## STATED TASK
Output all the data exactly. Pictures do not belong in the copy.

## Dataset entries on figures
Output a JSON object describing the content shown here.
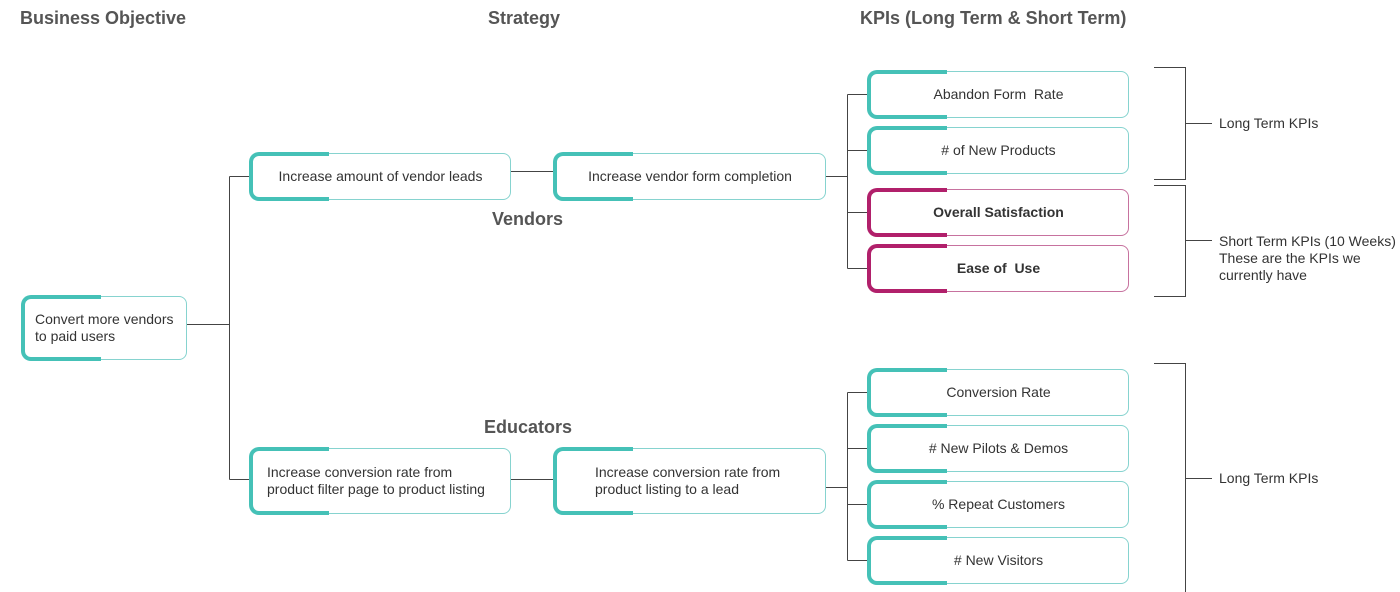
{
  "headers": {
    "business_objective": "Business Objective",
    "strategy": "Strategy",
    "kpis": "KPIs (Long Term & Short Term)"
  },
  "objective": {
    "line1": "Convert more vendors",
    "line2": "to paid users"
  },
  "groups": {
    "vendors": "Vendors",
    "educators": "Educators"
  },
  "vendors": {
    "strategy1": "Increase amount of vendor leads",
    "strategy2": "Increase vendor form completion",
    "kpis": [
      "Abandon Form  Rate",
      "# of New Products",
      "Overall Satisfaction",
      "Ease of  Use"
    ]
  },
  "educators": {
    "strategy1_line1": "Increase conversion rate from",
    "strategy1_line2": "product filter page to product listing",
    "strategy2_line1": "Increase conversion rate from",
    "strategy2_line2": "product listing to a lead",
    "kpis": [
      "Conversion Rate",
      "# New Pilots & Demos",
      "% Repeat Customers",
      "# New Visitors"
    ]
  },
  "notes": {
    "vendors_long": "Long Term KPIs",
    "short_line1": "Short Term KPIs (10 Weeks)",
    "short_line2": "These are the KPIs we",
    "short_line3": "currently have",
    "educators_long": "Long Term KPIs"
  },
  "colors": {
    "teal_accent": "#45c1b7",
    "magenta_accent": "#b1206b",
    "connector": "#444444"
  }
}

## SOLUTION TO THIS EXERCISE
Output a JSON object describing the content shown here.
{
  "headers": {
    "business_objective": "Business Objective",
    "strategy": "Strategy",
    "kpis": "KPIs (Long Term & Short Term)"
  },
  "objective": {
    "line1": "Convert more vendors",
    "line2": "to paid users"
  },
  "groups": {
    "vendors": "Vendors",
    "educators": "Educators"
  },
  "vendors": {
    "strategy1": "Increase amount of vendor leads",
    "strategy2": "Increase vendor form completion",
    "kpis": [
      "Abandon Form  Rate",
      "# of New Products",
      "Overall Satisfaction",
      "Ease of  Use"
    ]
  },
  "educators": {
    "strategy1_line1": "Increase conversion rate from",
    "strategy1_line2": "product filter page to product listing",
    "strategy2_line1": "Increase conversion rate from",
    "strategy2_line2": "product listing to a lead",
    "kpis": [
      "Conversion Rate",
      "# New Pilots & Demos",
      "% Repeat Customers",
      "# New Visitors"
    ]
  },
  "notes": {
    "vendors_long": "Long Term KPIs",
    "short_line1": "Short Term KPIs (10 Weeks)",
    "short_line2": "These are the KPIs we",
    "short_line3": "currently have",
    "educators_long": "Long Term KPIs"
  },
  "colors": {
    "teal_accent": "#45c1b7",
    "magenta_accent": "#b1206b",
    "connector": "#444444"
  }
}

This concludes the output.